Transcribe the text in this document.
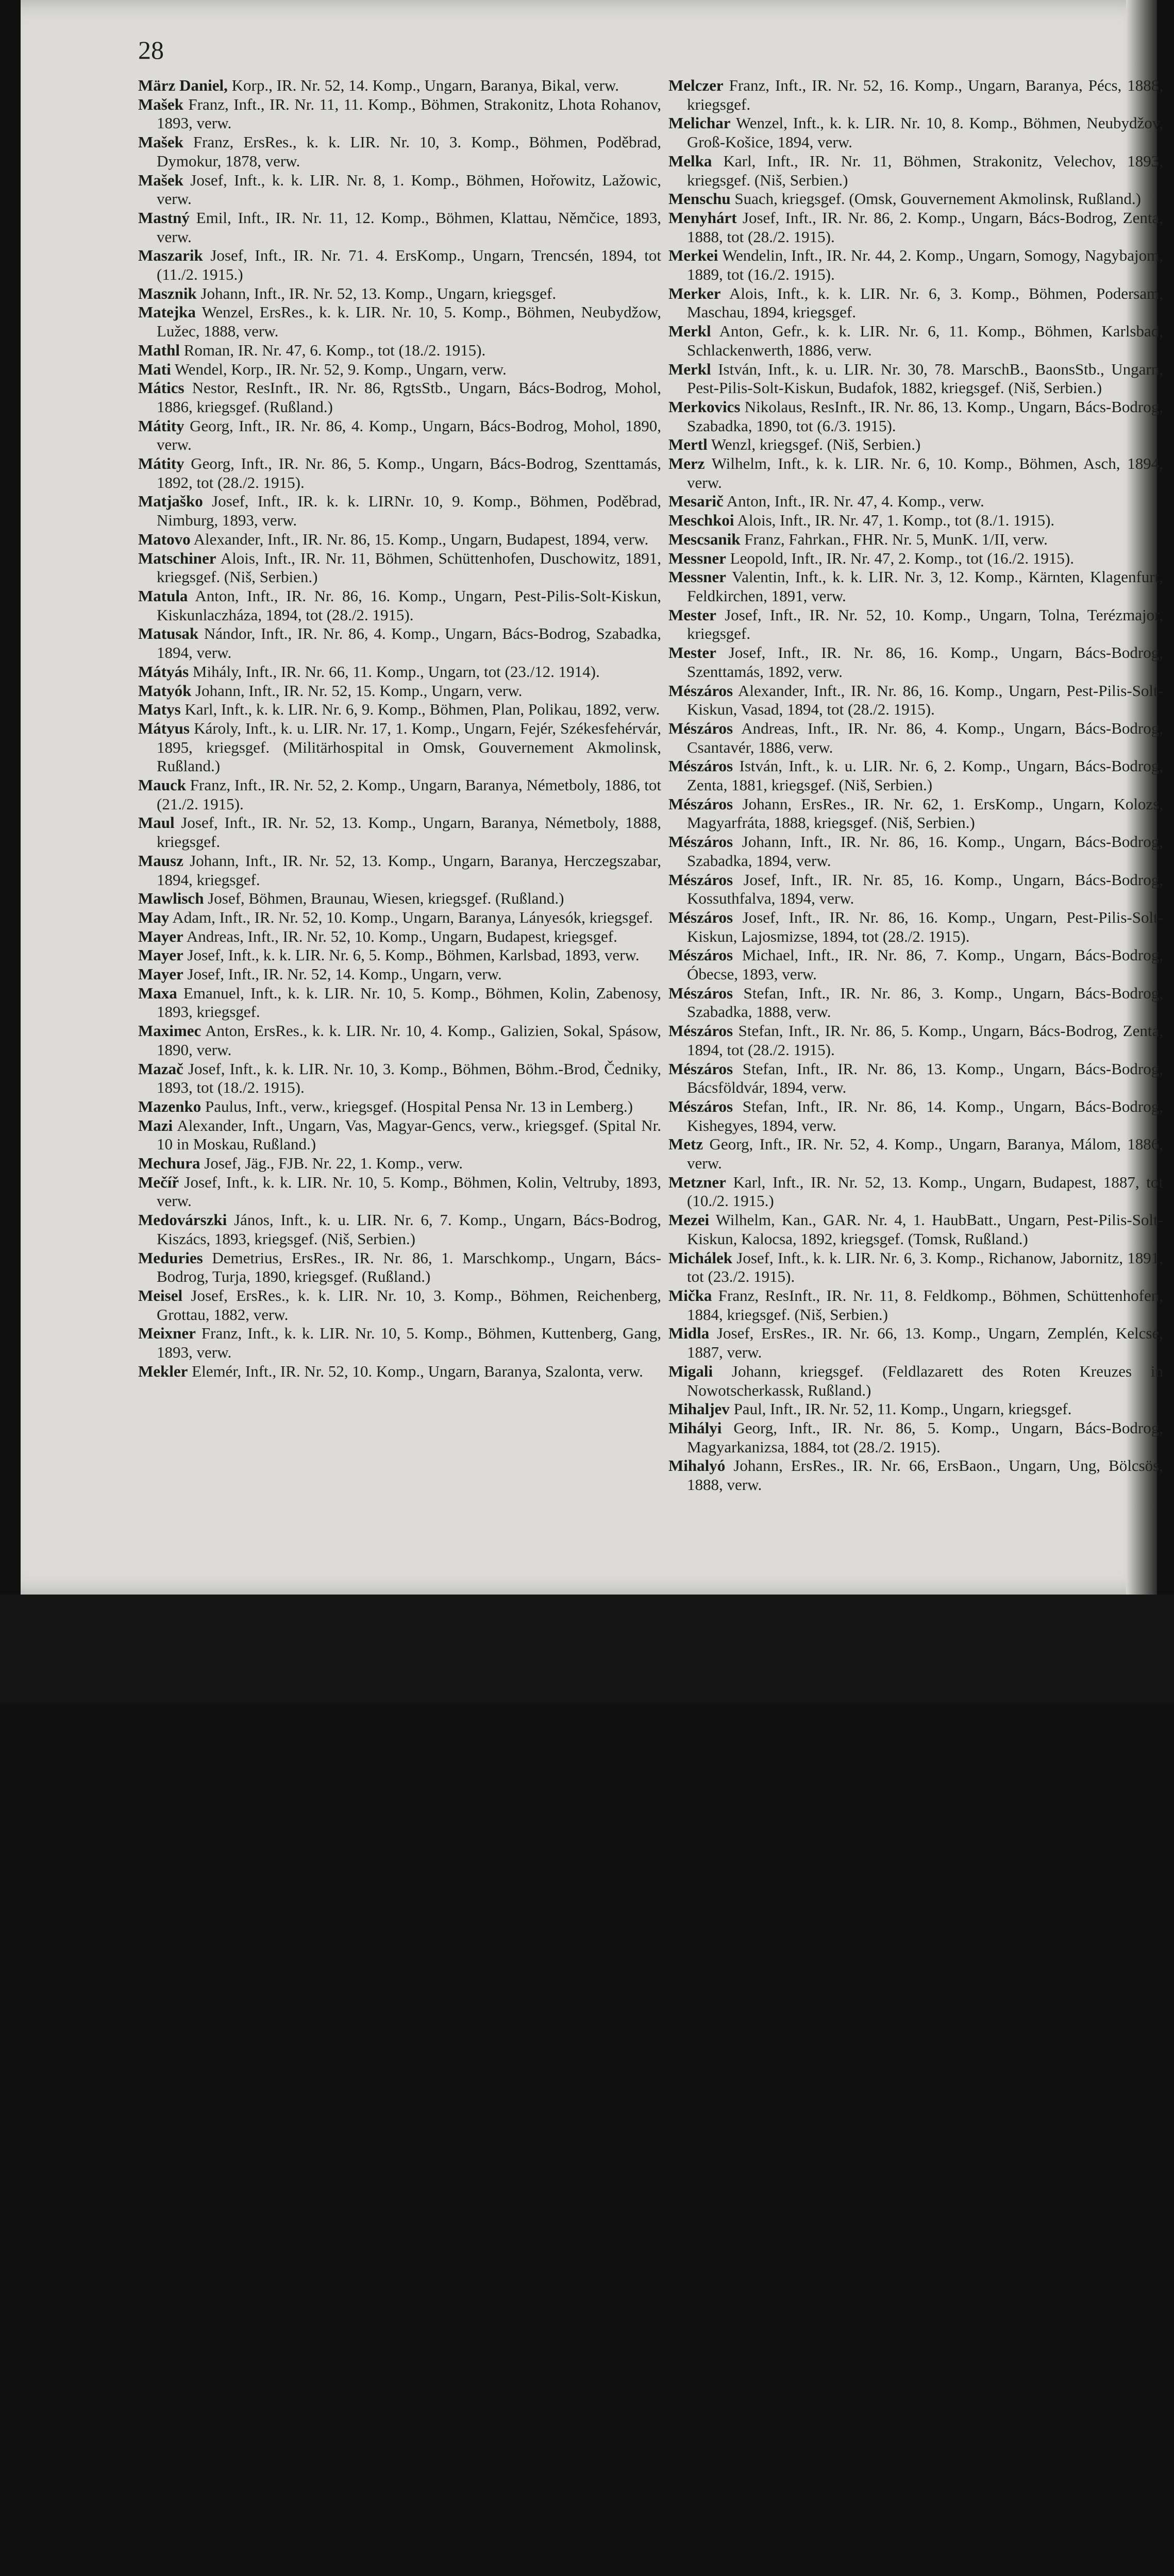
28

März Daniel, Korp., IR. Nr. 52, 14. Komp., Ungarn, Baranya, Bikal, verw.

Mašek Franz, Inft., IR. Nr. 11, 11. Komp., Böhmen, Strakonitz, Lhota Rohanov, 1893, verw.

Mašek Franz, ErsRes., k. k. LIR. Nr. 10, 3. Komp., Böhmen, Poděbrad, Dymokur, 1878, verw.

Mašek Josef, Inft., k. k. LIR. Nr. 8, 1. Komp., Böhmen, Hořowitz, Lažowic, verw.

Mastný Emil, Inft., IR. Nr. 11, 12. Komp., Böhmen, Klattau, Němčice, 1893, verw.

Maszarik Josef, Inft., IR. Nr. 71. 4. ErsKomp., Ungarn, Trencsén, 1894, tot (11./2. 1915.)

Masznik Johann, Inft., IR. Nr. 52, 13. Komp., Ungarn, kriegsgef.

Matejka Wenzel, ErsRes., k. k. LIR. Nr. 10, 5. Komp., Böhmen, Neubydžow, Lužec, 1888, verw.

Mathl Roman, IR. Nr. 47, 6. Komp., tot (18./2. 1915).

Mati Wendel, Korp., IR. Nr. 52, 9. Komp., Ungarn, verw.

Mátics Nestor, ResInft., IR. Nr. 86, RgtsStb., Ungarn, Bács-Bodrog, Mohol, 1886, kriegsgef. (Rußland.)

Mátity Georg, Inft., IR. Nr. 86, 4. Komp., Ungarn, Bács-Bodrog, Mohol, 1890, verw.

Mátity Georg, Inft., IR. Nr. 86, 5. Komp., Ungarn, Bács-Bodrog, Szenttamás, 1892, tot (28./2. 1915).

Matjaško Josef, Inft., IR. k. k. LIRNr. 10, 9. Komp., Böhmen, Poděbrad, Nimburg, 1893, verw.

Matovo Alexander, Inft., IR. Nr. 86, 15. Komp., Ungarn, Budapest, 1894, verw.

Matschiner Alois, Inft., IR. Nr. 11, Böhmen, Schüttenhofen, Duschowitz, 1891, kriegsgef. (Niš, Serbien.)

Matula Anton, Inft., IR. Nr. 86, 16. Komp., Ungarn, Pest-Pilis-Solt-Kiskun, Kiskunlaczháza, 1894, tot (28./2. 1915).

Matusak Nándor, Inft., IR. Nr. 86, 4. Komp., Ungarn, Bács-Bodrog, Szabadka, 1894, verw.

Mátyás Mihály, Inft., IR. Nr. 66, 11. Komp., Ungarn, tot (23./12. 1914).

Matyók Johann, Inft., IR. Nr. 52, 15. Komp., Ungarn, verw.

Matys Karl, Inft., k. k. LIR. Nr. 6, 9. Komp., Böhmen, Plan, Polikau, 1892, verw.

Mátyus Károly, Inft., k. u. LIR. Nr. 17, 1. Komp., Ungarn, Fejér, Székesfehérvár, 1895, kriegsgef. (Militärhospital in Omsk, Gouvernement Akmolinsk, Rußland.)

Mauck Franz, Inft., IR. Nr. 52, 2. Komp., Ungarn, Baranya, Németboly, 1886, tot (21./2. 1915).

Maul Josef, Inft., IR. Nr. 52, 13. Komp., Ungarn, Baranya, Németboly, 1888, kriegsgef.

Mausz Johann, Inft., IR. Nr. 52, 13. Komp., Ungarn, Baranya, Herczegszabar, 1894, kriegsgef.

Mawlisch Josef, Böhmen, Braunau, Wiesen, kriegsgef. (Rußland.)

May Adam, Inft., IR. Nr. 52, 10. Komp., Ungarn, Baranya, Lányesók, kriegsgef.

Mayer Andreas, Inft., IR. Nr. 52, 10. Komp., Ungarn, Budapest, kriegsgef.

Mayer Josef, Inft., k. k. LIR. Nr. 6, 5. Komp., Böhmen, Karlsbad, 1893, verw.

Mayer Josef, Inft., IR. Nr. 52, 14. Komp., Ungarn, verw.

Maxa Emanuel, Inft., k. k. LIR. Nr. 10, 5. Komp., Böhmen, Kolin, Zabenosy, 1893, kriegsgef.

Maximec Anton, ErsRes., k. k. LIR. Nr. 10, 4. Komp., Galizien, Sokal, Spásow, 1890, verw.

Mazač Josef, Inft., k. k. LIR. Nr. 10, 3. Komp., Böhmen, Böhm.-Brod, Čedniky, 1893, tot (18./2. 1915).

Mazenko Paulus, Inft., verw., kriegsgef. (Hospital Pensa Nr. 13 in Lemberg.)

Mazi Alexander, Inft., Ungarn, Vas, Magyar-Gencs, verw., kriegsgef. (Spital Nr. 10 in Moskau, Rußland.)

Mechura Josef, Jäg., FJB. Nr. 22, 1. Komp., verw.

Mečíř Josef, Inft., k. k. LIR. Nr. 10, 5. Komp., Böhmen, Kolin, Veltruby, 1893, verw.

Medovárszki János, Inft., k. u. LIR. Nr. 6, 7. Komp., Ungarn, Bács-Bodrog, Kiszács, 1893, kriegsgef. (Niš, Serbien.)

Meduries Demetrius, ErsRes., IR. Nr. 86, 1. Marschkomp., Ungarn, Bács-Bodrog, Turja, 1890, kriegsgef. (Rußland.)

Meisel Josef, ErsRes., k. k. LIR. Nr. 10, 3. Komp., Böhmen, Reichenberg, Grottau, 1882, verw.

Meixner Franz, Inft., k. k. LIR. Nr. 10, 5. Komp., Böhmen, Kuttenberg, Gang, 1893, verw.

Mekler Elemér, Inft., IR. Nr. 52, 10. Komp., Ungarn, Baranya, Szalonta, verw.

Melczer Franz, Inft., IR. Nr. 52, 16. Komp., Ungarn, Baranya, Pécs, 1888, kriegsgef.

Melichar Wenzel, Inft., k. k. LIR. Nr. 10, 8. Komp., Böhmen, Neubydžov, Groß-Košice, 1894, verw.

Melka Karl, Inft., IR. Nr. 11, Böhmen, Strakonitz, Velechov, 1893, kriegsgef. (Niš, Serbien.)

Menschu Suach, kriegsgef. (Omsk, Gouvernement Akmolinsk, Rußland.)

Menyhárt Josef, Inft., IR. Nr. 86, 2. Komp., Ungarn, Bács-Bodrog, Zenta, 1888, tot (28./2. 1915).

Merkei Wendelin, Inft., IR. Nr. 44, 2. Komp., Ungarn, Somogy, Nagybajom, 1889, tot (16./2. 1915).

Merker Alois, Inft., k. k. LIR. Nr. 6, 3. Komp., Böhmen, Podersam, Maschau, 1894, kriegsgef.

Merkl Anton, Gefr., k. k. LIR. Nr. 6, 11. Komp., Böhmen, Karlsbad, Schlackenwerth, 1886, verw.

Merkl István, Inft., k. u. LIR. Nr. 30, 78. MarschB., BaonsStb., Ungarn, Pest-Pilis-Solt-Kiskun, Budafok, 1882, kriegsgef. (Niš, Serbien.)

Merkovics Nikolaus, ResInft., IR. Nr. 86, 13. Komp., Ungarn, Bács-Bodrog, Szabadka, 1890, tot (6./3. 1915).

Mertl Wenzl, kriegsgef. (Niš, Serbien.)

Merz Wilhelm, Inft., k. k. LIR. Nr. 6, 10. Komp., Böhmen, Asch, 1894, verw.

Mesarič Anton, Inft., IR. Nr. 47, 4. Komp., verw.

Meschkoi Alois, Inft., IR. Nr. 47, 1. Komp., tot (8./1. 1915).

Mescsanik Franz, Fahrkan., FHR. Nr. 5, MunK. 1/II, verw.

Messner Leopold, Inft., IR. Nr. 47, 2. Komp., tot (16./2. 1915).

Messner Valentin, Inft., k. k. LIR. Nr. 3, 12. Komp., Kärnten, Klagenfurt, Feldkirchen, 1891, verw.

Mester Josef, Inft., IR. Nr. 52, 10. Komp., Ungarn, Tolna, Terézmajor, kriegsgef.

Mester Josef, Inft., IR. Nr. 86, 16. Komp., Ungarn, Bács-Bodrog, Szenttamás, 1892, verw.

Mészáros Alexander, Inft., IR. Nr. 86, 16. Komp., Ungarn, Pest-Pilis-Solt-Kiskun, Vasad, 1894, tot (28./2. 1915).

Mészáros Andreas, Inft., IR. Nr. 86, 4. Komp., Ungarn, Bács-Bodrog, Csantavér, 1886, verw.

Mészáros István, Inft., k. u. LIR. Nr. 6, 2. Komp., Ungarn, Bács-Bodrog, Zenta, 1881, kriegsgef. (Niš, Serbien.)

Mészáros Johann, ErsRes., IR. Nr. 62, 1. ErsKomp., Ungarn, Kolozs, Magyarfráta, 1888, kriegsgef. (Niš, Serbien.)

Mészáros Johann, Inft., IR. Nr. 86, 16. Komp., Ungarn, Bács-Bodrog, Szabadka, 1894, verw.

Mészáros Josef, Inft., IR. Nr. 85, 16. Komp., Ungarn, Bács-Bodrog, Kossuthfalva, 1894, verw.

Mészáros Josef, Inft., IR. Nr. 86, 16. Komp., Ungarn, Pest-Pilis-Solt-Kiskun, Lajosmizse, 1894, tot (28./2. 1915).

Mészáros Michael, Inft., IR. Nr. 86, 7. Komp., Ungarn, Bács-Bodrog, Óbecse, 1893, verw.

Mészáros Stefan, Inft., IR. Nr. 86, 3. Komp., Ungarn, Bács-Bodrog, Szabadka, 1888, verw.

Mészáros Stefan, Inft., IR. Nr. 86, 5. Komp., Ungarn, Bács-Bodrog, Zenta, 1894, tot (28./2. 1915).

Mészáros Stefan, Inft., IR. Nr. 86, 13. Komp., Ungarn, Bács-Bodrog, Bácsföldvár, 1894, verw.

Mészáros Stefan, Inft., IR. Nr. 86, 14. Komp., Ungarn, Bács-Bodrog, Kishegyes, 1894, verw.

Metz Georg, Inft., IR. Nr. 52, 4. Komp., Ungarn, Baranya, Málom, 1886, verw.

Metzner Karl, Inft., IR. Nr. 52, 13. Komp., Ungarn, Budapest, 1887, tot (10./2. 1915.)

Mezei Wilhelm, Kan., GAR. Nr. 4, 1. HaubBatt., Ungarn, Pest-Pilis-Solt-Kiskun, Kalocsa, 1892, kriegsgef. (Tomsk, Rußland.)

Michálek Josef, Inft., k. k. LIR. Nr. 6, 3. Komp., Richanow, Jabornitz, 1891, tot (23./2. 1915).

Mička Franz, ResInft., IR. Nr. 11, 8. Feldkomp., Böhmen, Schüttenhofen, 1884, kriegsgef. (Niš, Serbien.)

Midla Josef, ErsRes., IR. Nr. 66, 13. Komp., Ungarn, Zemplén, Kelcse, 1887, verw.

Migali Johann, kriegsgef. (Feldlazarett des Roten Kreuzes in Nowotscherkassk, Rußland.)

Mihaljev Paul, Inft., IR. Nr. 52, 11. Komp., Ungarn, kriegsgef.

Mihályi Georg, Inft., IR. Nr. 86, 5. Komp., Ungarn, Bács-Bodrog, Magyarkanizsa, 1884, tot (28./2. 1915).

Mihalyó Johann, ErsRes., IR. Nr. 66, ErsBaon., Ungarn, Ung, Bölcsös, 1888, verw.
* * *
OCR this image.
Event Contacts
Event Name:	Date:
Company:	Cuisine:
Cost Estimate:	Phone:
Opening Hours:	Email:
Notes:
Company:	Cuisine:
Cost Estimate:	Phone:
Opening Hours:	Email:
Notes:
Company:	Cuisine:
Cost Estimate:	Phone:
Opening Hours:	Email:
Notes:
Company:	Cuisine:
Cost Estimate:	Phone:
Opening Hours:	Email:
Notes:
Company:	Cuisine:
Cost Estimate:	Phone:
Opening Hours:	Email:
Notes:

[The problem] Copy out each line of the material that holds the word "Serbien".

[Solved exercise]
Matschiner Alois, Inft., IR. Nr. 11, Böhmen, Schüttenhofen, Duschowitz, 1891, kriegsgef. (Niš, Serbien.)
Medovárszki János, Inft., k. u. LIR. Nr. 6, 7. Komp., Ungarn, Bács-Bodrog, Kiszács, 1893, kriegsgef. (Niš, Serbien.)
Melka Karl, Inft., IR. Nr. 11, Böhmen, Strakonitz, Velechov, 1893, kriegsgef. (Niš, Serbien.)
Merkl István, Inft., k. u. LIR. Nr. 30, 78. MarschB., BaonsStb., Ungarn, Pest-Pilis-Solt-Kiskun, Budafok, 1882, kriegsgef. (Niš, Serbien.)
Mertl Wenzl, kriegsgef. (Niš, Serbien.)
Mészáros István, Inft., k. u. LIR. Nr. 6, 2. Komp., Ungarn, Bács-Bodrog, Zenta, 1881, kriegsgef. (Niš, Serbien.)
Mészáros Johann, ErsRes., IR. Nr. 62, 1. ErsKomp., Ungarn, Kolozs, Magyarfráta, 1888, kriegsgef. (Niš, Serbien.)
Mička Franz, ResInft., IR. Nr. 11, 8. Feldkomp., Böhmen, Schüttenhofen, 1884, kriegsgef. (Niš, Serbien.)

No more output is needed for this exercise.